WRITTEN REQUEST:
Check each line of the records for "服务体验等一系列环节的综合高质量提升"; collect those that have it.

Source records:

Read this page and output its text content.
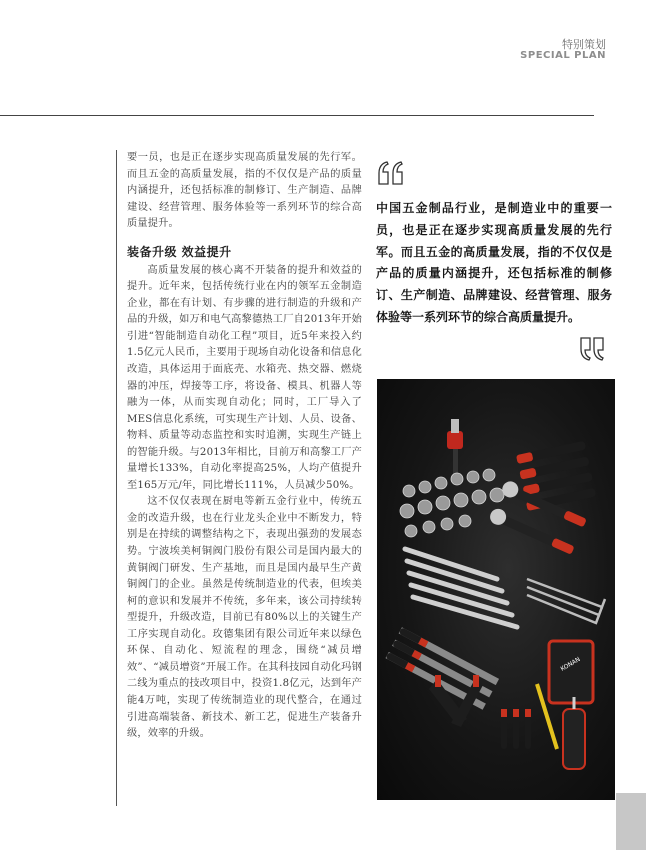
特别策划
SPECIAL PLAN

要一员，也是正在逐步实现高质量发展的先行军。而且五金的高质量发展，指的不仅仅是产品的质量内涵提升，还包括标准的制修订、生产制造、品牌建设、经营管理、服务体验等一系列环节的综合高质量提升。

装备升级 效益提升

高质量发展的核心离不开装备的提升和效益的提升。近年来，包括传统行业在内的领军五金制造企业，都在有计划、有步骤的进行制造的升级和产品的升级，如万和电气高黎德热工厂自2013年开始引进“智能制造自动化工程”项目，近5年来投入约1.5亿元人民币，主要用于现场自动化设备和信息化改造，具体运用于面底壳、水箱壳、热交器、燃烧器的冲压，焊接等工序，将设备、模具、机器人等融为一体，从而实现自动化；同时，工厂导入了MES信息化系统，可实现生产计划、人员、设备、物料、质量等动态监控和实时追溯，实现生产链上的智能升级。与2013年相比，目前万和高黎工厂产量增长133%，自动化率提高25%，人均产值提升至165万元/年，同比增长111%，人员减少50%。

这不仅仅表现在厨电等新五金行业中，传统五金的改造升级，也在行业龙头企业中不断发力，特别是在持续的调整结构之下，表现出强劲的发展态势。宁波埃美柯铜阀门股份有限公司是国内最大的黄铜阀门研发、生产基地，而且是国内最早生产黄铜阀门的企业。虽然是传统制造业的代表，但埃美柯的意识和发展并不传统，多年来，该公司持续转型提升，升级改造，目前已有80%以上的关键生产工序实现自动化。玫德集团有限公司近年来以绿色环保、自动化、短流程的理念，围绕“减员增效”、“减员增资”开展工作。在其科技园自动化玛钢二线为重点的技改项目中，投资1.8亿元，达到年产能4万吨，实现了传统制造业的现代整合，在通过引进高端装备、新技术、新工艺，促进生产装备升级，效率的升级。

中国五金制品行业，是制造业中的重要一员，也是正在逐步实现高质量发展的先行军。而且五金的高质量发展，指的不仅仅是产品的质量内涵提升，还包括标准的制修订、生产制造、品牌建设、经营管理、服务体验等一系列环节的综合高质量提升。

KONAN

TASK SOLUTION:
要一员，也是正在逐步实现高质量发展的先行军。而且五金的高质量发展，指的不仅仅是产品的质量内涵提升，还包括标准的制修订、生产制造、品牌建设、经营管理、服务体验等一系列环节的综合高质量提升。
中国五金制品行业，是制造业中的重要一员，也是正在逐步实现高质量发展的先行军。而且五金的高质量发展，指的不仅仅是产品的质量内涵提升，还包括标准的制修订、生产制造、品牌建设、经营管理、服务体验等一系列环节的综合高质量提升。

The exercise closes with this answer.